◆ Required work:
Below are some records; repeat them all exactly, minus the pictures.

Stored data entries
- - - - - - -
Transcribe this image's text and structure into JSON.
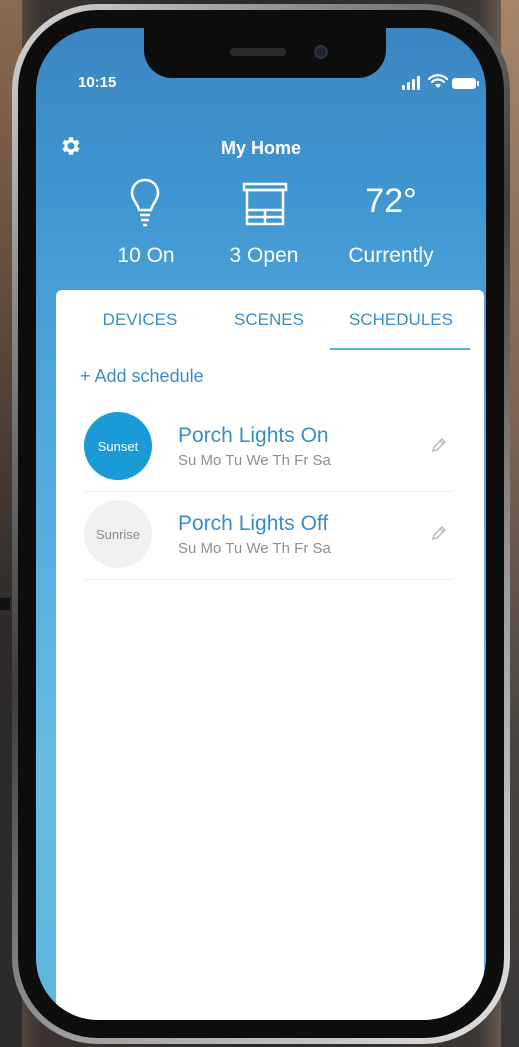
{
  "status_bar": {
    "time": "10:15"
  },
  "header": {
    "title": "My Home"
  },
  "stats": [
    {
      "icon": "lightbulb-icon",
      "label": "10 On"
    },
    {
      "icon": "window-shade-icon",
      "label": "3 Open"
    },
    {
      "value": "72°",
      "label": "Currently"
    }
  ],
  "tabs": [
    {
      "label": "DEVICES"
    },
    {
      "label": "SCENES"
    },
    {
      "label": "SCHEDULES"
    }
  ],
  "selected_tab": "SCHEDULES",
  "add_schedule_label": "+ Add schedule",
  "schedules": [
    {
      "badge": "Sunset",
      "name": "Porch Lights On",
      "days": "Su Mo Tu We Th Fr Sa"
    },
    {
      "badge": "Sunrise",
      "name": "Porch Lights Off",
      "days": "Su Mo Tu We Th Fr Sa"
    }
  ],
  "colors": {
    "accent": "#3a8ec8",
    "sunset_badge": "#1a9bd7",
    "sunrise_badge": "#f1f1f1",
    "header_gradient_top": "#3c86c2"
  }
}
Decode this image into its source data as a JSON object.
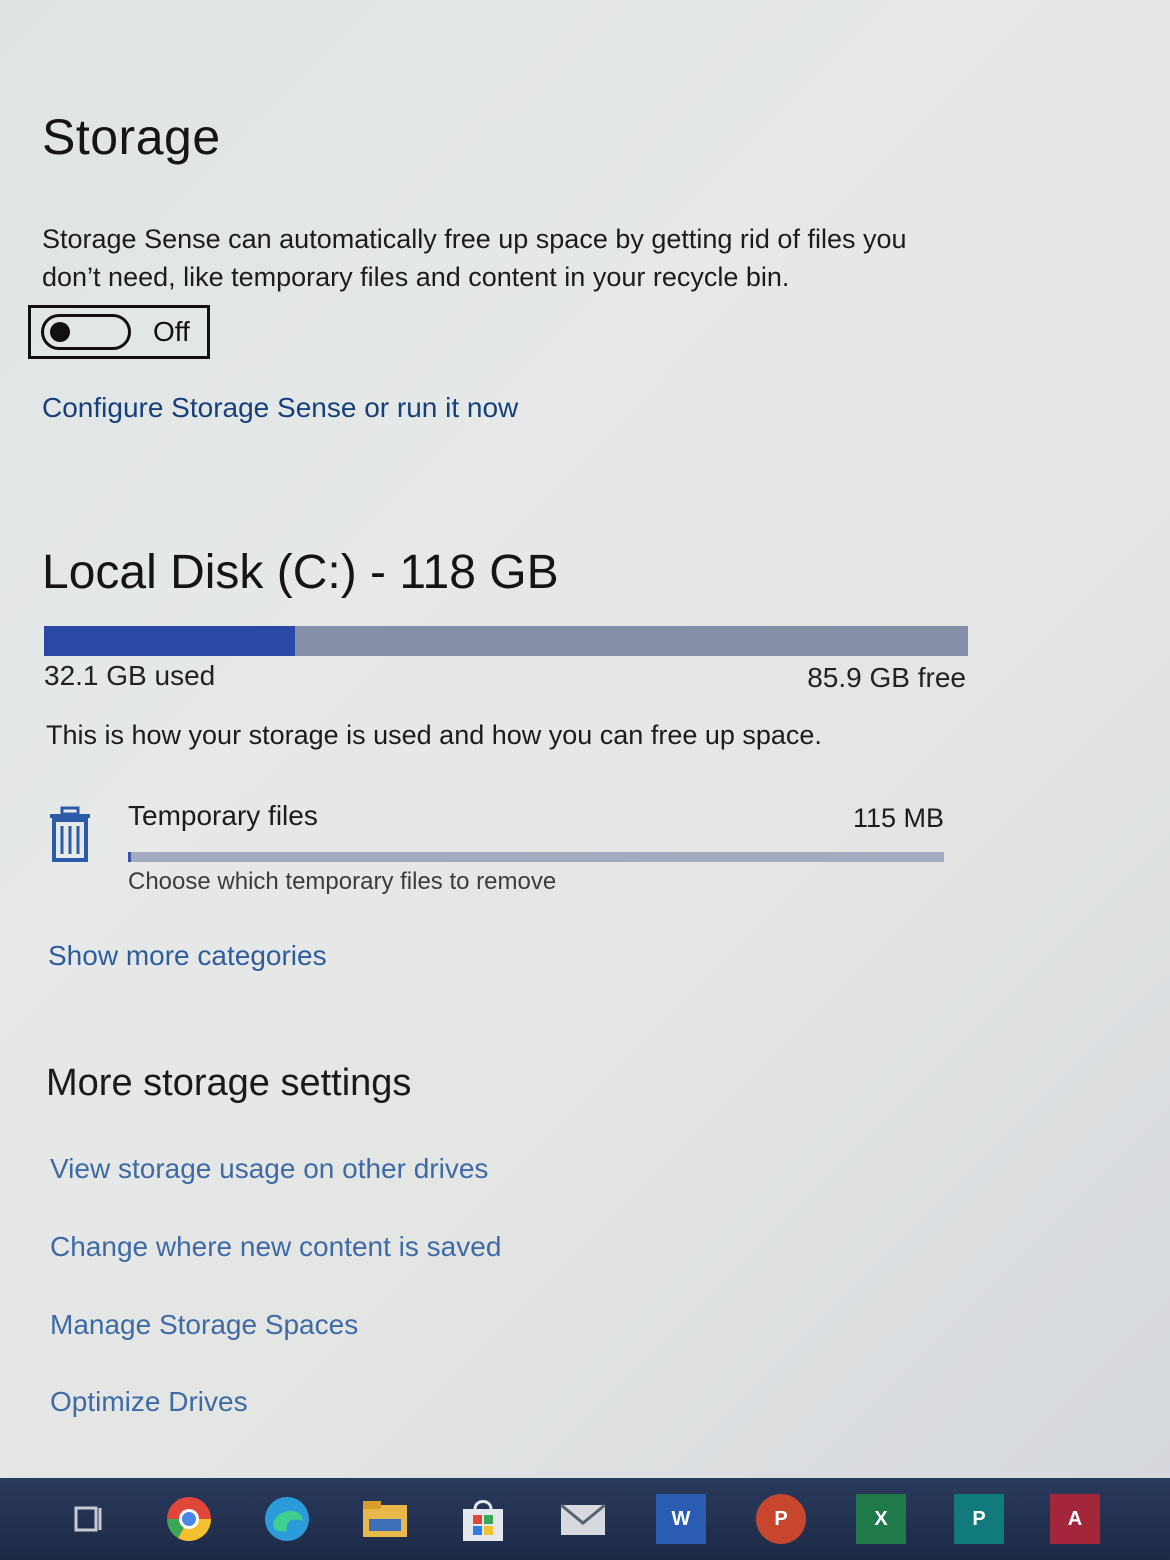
{
  "storage": {
    "title": "Storage",
    "description": "Storage Sense can automatically free up space by getting rid of files you don’t need, like temporary files and content in your recycle bin.",
    "toggle_state": "Off",
    "configure_link": "Configure Storage Sense or run it now"
  },
  "disk": {
    "title": "Local Disk (C:) - 118 GB",
    "used_label": "32.1 GB used",
    "free_label": "85.9 GB free",
    "used_fraction": 0.272,
    "info_text": "This is how your storage is used and how you can free up space."
  },
  "categories": [
    {
      "name": "Temporary files",
      "size": "115 MB",
      "description": "Choose which temporary files to remove",
      "icon": "trash-icon",
      "fill_fraction": 0.0
    }
  ],
  "show_more_link": "Show more categories",
  "more_settings": {
    "title": "More storage settings",
    "links": [
      "View storage usage on other drives",
      "Change where new content is saved",
      "Manage Storage Spaces",
      "Optimize Drives"
    ]
  },
  "taskbar": {
    "items": [
      {
        "name": "task-view-icon"
      },
      {
        "name": "chrome-icon"
      },
      {
        "name": "edge-icon"
      },
      {
        "name": "file-explorer-icon"
      },
      {
        "name": "store-icon"
      },
      {
        "name": "mail-icon"
      },
      {
        "name": "word-icon",
        "letter": "W"
      },
      {
        "name": "powerpoint-icon",
        "letter": "P"
      },
      {
        "name": "excel-icon",
        "letter": "X"
      },
      {
        "name": "publisher-icon",
        "letter": "P"
      },
      {
        "name": "access-icon",
        "letter": "A"
      }
    ]
  },
  "colors": {
    "link": "#1f4e8c",
    "disk_used": "#2a49a6",
    "disk_free": "#858fa8"
  }
}
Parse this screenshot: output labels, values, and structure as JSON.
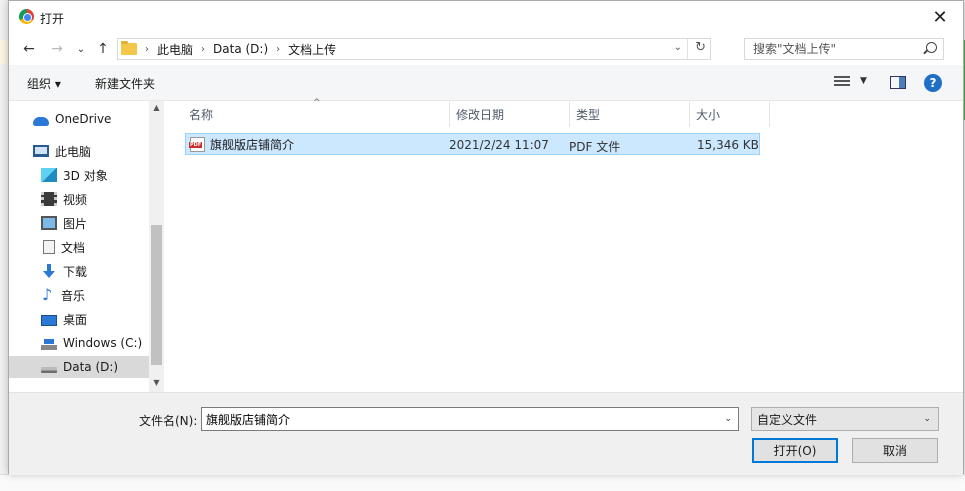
{
  "window": {
    "title": "打开",
    "close_glyph": "✕"
  },
  "nav_buttons": {
    "back": "←",
    "forward": "→",
    "recent": "⌄",
    "up": "↑"
  },
  "address": {
    "crumbs": [
      "此电脑",
      "Data (D:)",
      "文档上传"
    ],
    "separator": "›",
    "dropdown_glyph": "⌄",
    "refresh_glyph": "↻"
  },
  "search": {
    "placeholder": "搜索\"文档上传\""
  },
  "toolbar": {
    "organize": "组织 ▾",
    "new_folder": "新建文件夹",
    "view_dropdown": "▼",
    "help": "?"
  },
  "sidebar": {
    "items": [
      {
        "label": "OneDrive",
        "icon": "cloud-icon"
      },
      {
        "label": "此电脑",
        "icon": "computer-icon"
      },
      {
        "label": "3D 对象",
        "icon": "3d-objects-icon"
      },
      {
        "label": "视频",
        "icon": "video-icon"
      },
      {
        "label": "图片",
        "icon": "pictures-icon"
      },
      {
        "label": "文档",
        "icon": "documents-icon"
      },
      {
        "label": "下载",
        "icon": "download-icon"
      },
      {
        "label": "音乐",
        "icon": "music-icon"
      },
      {
        "label": "桌面",
        "icon": "desktop-icon"
      },
      {
        "label": "Windows (C:)",
        "icon": "windows-drive-icon"
      },
      {
        "label": "Data (D:)",
        "icon": "drive-icon",
        "selected": true
      }
    ],
    "scroll_up_glyph": "▲",
    "scroll_down_glyph": "▼"
  },
  "columns": {
    "name": "名称",
    "modified": "修改日期",
    "type": "类型",
    "size": "大小",
    "sort_glyph": "^"
  },
  "files": [
    {
      "name": "旗舰版店铺简介",
      "modified": "2021/2/24 11:07",
      "type": "PDF 文件",
      "size": "15,346 KB",
      "icon": "pdf-file-icon"
    }
  ],
  "footer": {
    "filename_label": "文件名(N):",
    "filename_value": "旗舰版店铺简介",
    "filetype_value": "自定义文件",
    "dropdown_glyph": "⌄",
    "open_button": "打开(O)",
    "cancel_button": "取消"
  },
  "colors": {
    "selection_bg": "#cce8ff",
    "accent": "#0078d7"
  }
}
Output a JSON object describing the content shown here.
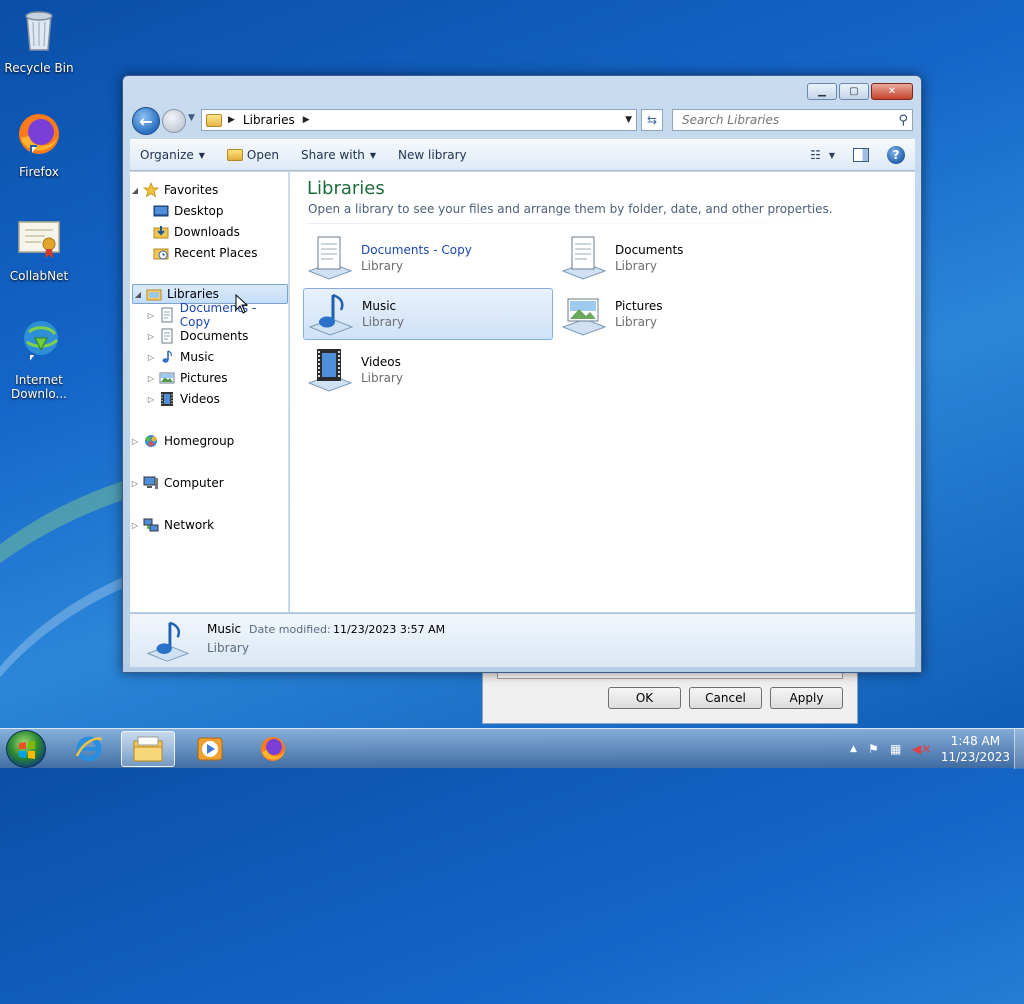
{
  "desktop": {
    "icons": [
      {
        "label": "Recycle Bin",
        "icon": "recycle-bin-icon"
      },
      {
        "label": "Firefox",
        "icon": "firefox-icon"
      },
      {
        "label": "CollabNet",
        "icon": "certificate-icon"
      },
      {
        "label": "Internet Downlo...",
        "icon": "download-manager-icon"
      }
    ]
  },
  "dialog": {
    "ok": "OK",
    "cancel": "Cancel",
    "apply": "Apply"
  },
  "window": {
    "address": {
      "crumb": "Libraries",
      "search_placeholder": "Search Libraries"
    },
    "toolbar": {
      "organize": "Organize",
      "open": "Open",
      "share_with": "Share with",
      "new_library": "New library"
    },
    "nav": {
      "favorites": "Favorites",
      "desktop": "Desktop",
      "downloads": "Downloads",
      "recent_places": "Recent Places",
      "libraries": "Libraries",
      "lib_items": [
        "Documents - Copy",
        "Documents",
        "Music",
        "Pictures",
        "Videos"
      ],
      "homegroup": "Homegroup",
      "computer": "Computer",
      "network": "Network"
    },
    "content": {
      "title": "Libraries",
      "subtitle": "Open a library to see your files and arrange them by folder, date, and other properties.",
      "tiles": [
        {
          "name": "Documents - Copy",
          "type": "Library"
        },
        {
          "name": "Documents",
          "type": "Library"
        },
        {
          "name": "Music",
          "type": "Library"
        },
        {
          "name": "Pictures",
          "type": "Library"
        },
        {
          "name": "Videos",
          "type": "Library"
        }
      ]
    },
    "details": {
      "name": "Music",
      "modified_label": "Date modified:",
      "modified_value": "11/23/2023 3:57 AM",
      "type": "Library"
    }
  },
  "taskbar": {
    "time": "1:48 AM",
    "date": "11/23/2023"
  }
}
- - - - - - -
◆ Task result:
Transcribe this image's text and structure into JSON.
{
  "status_bar": {
    "time": "10:15"
  },
  "header": {
    "title": "My Home"
  },
  "stats": [
    {
      "icon": "lightbulb-icon",
      "label": "10 On"
    },
    {
      "icon": "window-shade-icon",
      "label": "3 Open"
    },
    {
      "value": "72°",
      "label": "Currently"
    }
  ],
  "tabs": [
    {
      "label": "DEVICES"
    },
    {
      "label": "SCENES"
    },
    {
      "label": "SCHEDULES"
    }
  ],
  "selected_tab": "SCHEDULES",
  "add_schedule_label": "+ Add schedule",
  "schedules": [
    {
      "badge": "Sunset",
      "name": "Porch Lights On",
      "days": "Su Mo Tu We Th Fr Sa"
    },
    {
      "badge": "Sunrise",
      "name": "Porch Lights Off",
      "days": "Su Mo Tu We Th Fr Sa"
    }
  ],
  "colors": {
    "accent": "#3a8ec8",
    "sunset_badge": "#1a9bd7",
    "sunrise_badge": "#f1f1f1",
    "header_gradient_top": "#3c86c2"
  }
}
Decode this image into its source data as a JSON object.
{
  "storage": {
    "title": "Storage",
    "description": "Storage Sense can automatically free up space by getting rid of files you don’t need, like temporary files and content in your recycle bin.",
    "toggle_state": "Off",
    "configure_link": "Configure Storage Sense or run it now"
  },
  "disk": {
    "title": "Local Disk (C:) - 118 GB",
    "used_label": "32.1 GB used",
    "free_label": "85.9 GB free",
    "used_fraction": 0.272,
    "info_text": "This is how your storage is used and how you can free up space."
  },
  "categories": [
    {
      "name": "Temporary files",
      "size": "115 MB",
      "description": "Choose which temporary files to remove",
      "icon": "trash-icon",
      "fill_fraction": 0.0
    }
  ],
  "show_more_link": "Show more categories",
  "more_settings": {
    "title": "More storage settings",
    "links": [
      "View storage usage on other drives",
      "Change where new content is saved",
      "Manage Storage Spaces",
      "Optimize Drives"
    ]
  },
  "taskbar": {
    "items": [
      {
        "name": "task-view-icon"
      },
      {
        "name": "chrome-icon"
      },
      {
        "name": "edge-icon"
      },
      {
        "name": "file-explorer-icon"
      },
      {
        "name": "store-icon"
      },
      {
        "name": "mail-icon"
      },
      {
        "name": "word-icon",
        "letter": "W"
      },
      {
        "name": "powerpoint-icon",
        "letter": "P"
      },
      {
        "name": "excel-icon",
        "letter": "X"
      },
      {
        "name": "publisher-icon",
        "letter": "P"
      },
      {
        "name": "access-icon",
        "letter": "A"
      }
    ]
  },
  "colors": {
    "link": "#1f4e8c",
    "disk_used": "#2a49a6",
    "disk_free": "#858fa8"
  }
}
Parse this screenshot: output labels, values, and structure as JSON.
{
  "window": {
    "title": "打开",
    "close_glyph": "✕"
  },
  "nav_buttons": {
    "back": "←",
    "forward": "→",
    "recent": "⌄",
    "up": "↑"
  },
  "address": {
    "crumbs": [
      "此电脑",
      "Data (D:)",
      "文档上传"
    ],
    "separator": "›",
    "dropdown_glyph": "⌄",
    "refresh_glyph": "↻"
  },
  "search": {
    "placeholder": "搜索\"文档上传\""
  },
  "toolbar": {
    "organize": "组织 ▾",
    "new_folder": "新建文件夹",
    "view_dropdown": "▼",
    "help": "?"
  },
  "sidebar": {
    "items": [
      {
        "label": "OneDrive",
        "icon": "cloud-icon"
      },
      {
        "label": "此电脑",
        "icon": "computer-icon"
      },
      {
        "label": "3D 对象",
        "icon": "3d-objects-icon"
      },
      {
        "label": "视频",
        "icon": "video-icon"
      },
      {
        "label": "图片",
        "icon": "pictures-icon"
      },
      {
        "label": "文档",
        "icon": "documents-icon"
      },
      {
        "label": "下载",
        "icon": "download-icon"
      },
      {
        "label": "音乐",
        "icon": "music-icon"
      },
      {
        "label": "桌面",
        "icon": "desktop-icon"
      },
      {
        "label": "Windows (C:)",
        "icon": "windows-drive-icon"
      },
      {
        "label": "Data (D:)",
        "icon": "drive-icon",
        "selected": true
      }
    ],
    "scroll_up_glyph": "▲",
    "scroll_down_glyph": "▼"
  },
  "columns": {
    "name": "名称",
    "modified": "修改日期",
    "type": "类型",
    "size": "大小",
    "sort_glyph": "^"
  },
  "files": [
    {
      "name": "旗舰版店铺简介",
      "modified": "2021/2/24 11:07",
      "type": "PDF 文件",
      "size": "15,346 KB",
      "icon": "pdf-file-icon"
    }
  ],
  "footer": {
    "filename_label": "文件名(N):",
    "filename_value": "旗舰版店铺简介",
    "filetype_value": "自定义文件",
    "dropdown_glyph": "⌄",
    "open_button": "打开(O)",
    "cancel_button": "取消"
  },
  "colors": {
    "selection_bg": "#cce8ff",
    "accent": "#0078d7"
  }
}
Output a JSON object describing the content shown here.
{
  "desktop": {
    "icons": [
      {
        "label": "Recycle Bin",
        "icon": "recycle-bin-icon"
      },
      {
        "label": "Firefox",
        "icon": "firefox-icon"
      },
      {
        "label": "CollabNet",
        "icon": "certificate-icon"
      },
      {
        "label": "Internet Downlo...",
        "icon": "download-manager-icon"
      }
    ]
  },
  "dialog": {
    "ok": "OK",
    "cancel": "Cancel",
    "apply": "Apply"
  },
  "window": {
    "address": {
      "crumb": "Libraries",
      "search_placeholder": "Search Libraries"
    },
    "toolbar": {
      "organize": "Organize",
      "open": "Open",
      "share_with": "Share with",
      "new_library": "New library"
    },
    "nav": {
      "favorites": "Favorites",
      "desktop": "Desktop",
      "downloads": "Downloads",
      "recent_places": "Recent Places",
      "libraries": "Libraries",
      "lib_items": [
        "Documents - Copy",
        "Documents",
        "Music",
        "Pictures",
        "Videos"
      ],
      "homegroup": "Homegroup",
      "computer": "Computer",
      "network": "Network"
    },
    "content": {
      "title": "Libraries",
      "subtitle": "Open a library to see your files and arrange them by folder, date, and other properties.",
      "tiles": [
        {
          "name": "Documents - Copy",
          "type": "Library"
        },
        {
          "name": "Documents",
          "type": "Library"
        },
        {
          "name": "Music",
          "type": "Library"
        },
        {
          "name": "Pictures",
          "type": "Library"
        },
        {
          "name": "Videos",
          "type": "Library"
        }
      ]
    },
    "details": {
      "name": "Music",
      "modified_label": "Date modified:",
      "modified_value": "11/23/2023 3:57 AM",
      "type": "Library"
    }
  },
  "taskbar": {
    "time": "1:48 AM",
    "date": "11/23/2023"
  }
}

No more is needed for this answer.